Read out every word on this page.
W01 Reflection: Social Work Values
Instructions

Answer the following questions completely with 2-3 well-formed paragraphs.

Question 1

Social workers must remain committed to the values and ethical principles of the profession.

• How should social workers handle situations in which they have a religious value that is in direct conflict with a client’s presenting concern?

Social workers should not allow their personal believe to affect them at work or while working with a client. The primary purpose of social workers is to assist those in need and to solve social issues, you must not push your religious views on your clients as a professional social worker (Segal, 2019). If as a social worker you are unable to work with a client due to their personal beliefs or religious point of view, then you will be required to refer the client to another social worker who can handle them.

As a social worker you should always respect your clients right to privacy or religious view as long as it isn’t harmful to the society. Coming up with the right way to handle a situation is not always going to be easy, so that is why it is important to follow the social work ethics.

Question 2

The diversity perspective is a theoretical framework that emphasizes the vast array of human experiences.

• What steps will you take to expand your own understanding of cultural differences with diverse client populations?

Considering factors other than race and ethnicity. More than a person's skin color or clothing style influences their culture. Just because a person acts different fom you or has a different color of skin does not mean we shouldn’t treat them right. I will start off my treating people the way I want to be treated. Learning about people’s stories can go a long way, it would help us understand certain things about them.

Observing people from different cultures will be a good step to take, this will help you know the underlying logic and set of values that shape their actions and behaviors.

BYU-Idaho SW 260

====

Find every line in the records above that holds the word "different", and copy each one.

Considering factors other than race and ethnicity. More than a person's skin color or clothing style influences their culture. Just because a person acts different fom you or has a different color of skin does not mean we shouldn’t treat them right. I will start off my treating people the way I want to be treated. Learning about people’s stories can go a long way, it would help us understand certain things about them.
Observing people from different cultures will be a good step to take, this will help you know the underlying logic and set of values that shape their actions and behaviors.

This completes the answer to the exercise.